Start of SUPPLIED ENTRIES

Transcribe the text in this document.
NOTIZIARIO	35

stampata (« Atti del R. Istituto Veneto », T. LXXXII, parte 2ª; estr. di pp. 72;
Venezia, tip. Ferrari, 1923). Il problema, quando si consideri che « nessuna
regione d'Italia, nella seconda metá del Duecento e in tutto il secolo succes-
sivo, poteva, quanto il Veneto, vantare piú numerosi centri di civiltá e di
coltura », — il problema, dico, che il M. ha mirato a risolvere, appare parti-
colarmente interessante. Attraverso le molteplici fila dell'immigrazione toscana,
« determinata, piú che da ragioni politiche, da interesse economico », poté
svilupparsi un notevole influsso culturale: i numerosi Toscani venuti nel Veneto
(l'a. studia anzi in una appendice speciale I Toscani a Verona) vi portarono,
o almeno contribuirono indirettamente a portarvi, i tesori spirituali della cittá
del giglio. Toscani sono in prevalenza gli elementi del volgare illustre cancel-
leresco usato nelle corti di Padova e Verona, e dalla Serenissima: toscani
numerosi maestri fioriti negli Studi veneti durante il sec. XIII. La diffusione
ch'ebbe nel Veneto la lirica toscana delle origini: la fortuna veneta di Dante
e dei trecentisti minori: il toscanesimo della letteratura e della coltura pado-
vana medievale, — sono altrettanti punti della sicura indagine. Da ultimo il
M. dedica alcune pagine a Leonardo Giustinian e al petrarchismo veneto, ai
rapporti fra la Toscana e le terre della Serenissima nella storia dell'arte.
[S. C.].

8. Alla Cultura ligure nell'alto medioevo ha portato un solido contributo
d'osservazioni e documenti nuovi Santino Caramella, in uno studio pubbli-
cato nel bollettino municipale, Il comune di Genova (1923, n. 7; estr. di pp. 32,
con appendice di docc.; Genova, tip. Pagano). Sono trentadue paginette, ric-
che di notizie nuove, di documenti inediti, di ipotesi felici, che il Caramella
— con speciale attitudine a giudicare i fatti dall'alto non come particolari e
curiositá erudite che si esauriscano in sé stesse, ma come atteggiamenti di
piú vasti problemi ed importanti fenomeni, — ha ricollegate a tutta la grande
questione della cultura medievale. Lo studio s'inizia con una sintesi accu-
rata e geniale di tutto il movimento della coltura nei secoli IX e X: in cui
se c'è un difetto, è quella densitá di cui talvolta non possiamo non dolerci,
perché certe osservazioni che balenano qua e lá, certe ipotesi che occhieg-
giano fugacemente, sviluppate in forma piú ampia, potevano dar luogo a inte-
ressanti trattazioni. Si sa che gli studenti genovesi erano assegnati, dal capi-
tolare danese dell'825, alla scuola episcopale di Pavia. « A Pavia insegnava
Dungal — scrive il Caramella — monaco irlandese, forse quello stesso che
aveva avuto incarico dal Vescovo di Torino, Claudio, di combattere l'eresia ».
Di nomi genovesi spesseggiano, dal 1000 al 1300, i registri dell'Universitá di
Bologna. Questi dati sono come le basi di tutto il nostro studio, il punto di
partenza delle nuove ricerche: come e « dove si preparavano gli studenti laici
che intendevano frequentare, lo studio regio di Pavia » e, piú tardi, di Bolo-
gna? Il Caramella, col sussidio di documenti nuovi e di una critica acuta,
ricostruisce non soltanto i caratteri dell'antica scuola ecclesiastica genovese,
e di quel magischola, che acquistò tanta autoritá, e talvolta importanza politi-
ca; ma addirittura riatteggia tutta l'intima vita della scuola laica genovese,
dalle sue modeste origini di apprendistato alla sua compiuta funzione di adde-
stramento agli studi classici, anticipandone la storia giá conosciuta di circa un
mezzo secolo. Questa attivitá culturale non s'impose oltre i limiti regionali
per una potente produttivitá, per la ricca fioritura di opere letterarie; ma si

End of SUPPLIED ENTRIES

REQUIRED TASK: Write each line above out exactly.

CORRECT RESULT:
Transcribe the text in this document.
NOTIZIARIO	35

stampata (« Atti del R. Istituto Veneto », T. LXXXII, parte 2ª; estr. di pp. 72;
Venezia, tip. Ferrari, 1923). Il problema, quando si consideri che « nessuna
regione d'Italia, nella seconda metá del Duecento e in tutto il secolo succes-
sivo, poteva, quanto il Veneto, vantare piú numerosi centri di civiltá e di
coltura », — il problema, dico, che il M. ha mirato a risolvere, appare parti-
colarmente interessante. Attraverso le molteplici fila dell'immigrazione toscana,
« determinata, piú che da ragioni politiche, da interesse economico », poté
svilupparsi un notevole influsso culturale: i numerosi Toscani venuti nel Veneto
(l'a. studia anzi in una appendice speciale I Toscani a Verona) vi portarono,
o almeno contribuirono indirettamente a portarvi, i tesori spirituali della cittá
del giglio. Toscani sono in prevalenza gli elementi del volgare illustre cancel-
leresco usato nelle corti di Padova e Verona, e dalla Serenissima: toscani
numerosi maestri fioriti negli Studi veneti durante il sec. XIII. La diffusione
ch'ebbe nel Veneto la lirica toscana delle origini: la fortuna veneta di Dante
e dei trecentisti minori: il toscanesimo della letteratura e della coltura pado-
vana medievale, — sono altrettanti punti della sicura indagine. Da ultimo il
M. dedica alcune pagine a Leonardo Giustinian e al petrarchismo veneto, ai
rapporti fra la Toscana e le terre della Serenissima nella storia dell'arte.
[S. C.].

8. Alla Cultura ligure nell'alto medioevo ha portato un solido contributo
d'osservazioni e documenti nuovi Santino Caramella, in uno studio pubbli-
cato nel bollettino municipale, Il comune di Genova (1923, n. 7; estr. di pp. 32,
con appendice di docc.; Genova, tip. Pagano). Sono trentadue paginette, ric-
che di notizie nuove, di documenti inediti, di ipotesi felici, che il Caramella
— con speciale attitudine a giudicare i fatti dall'alto non come particolari e
curiositá erudite che si esauriscano in sé stesse, ma come atteggiamenti di
piú vasti problemi ed importanti fenomeni, — ha ricollegate a tutta la grande
questione della cultura medievale. Lo studio s'inizia con una sintesi accu-
rata e geniale di tutto il movimento della coltura nei secoli IX e X: in cui
se c'è un difetto, è quella densitá di cui talvolta non possiamo non dolerci,
perché certe osservazioni che balenano qua e lá, certe ipotesi che occhieg-
giano fugacemente, sviluppate in forma piú ampia, potevano dar luogo a inte-
ressanti trattazioni. Si sa che gli studenti genovesi erano assegnati, dal capi-
tolare danese dell'825, alla scuola episcopale di Pavia. « A Pavia insegnava
Dungal — scrive il Caramella — monaco irlandese, forse quello stesso che
aveva avuto incarico dal Vescovo di Torino, Claudio, di combattere l'eresia ».
Di nomi genovesi spesseggiano, dal 1000 al 1300, i registri dell'Universitá di
Bologna. Questi dati sono come le basi di tutto il nostro studio, il punto di
partenza delle nuove ricerche: come e « dove si preparavano gli studenti laici
che intendevano frequentare, lo studio regio di Pavia » e, piú tardi, di Bolo-
gna? Il Caramella, col sussidio di documenti nuovi e di una critica acuta,
ricostruisce non soltanto i caratteri dell'antica scuola ecclesiastica genovese,
e di quel magischola, che acquistò tanta autoritá, e talvolta importanza politi-
ca; ma addirittura riatteggia tutta l'intima vita della scuola laica genovese,
dalle sue modeste origini di apprendistato alla sua compiuta funzione di adde-
stramento agli studi classici, anticipandone la storia giá conosciuta di circa un
mezzo secolo. Questa attivitá culturale non s'impose oltre i limiti regionali
per una potente produttivitá, per la ricca fioritura di opere letterarie; ma si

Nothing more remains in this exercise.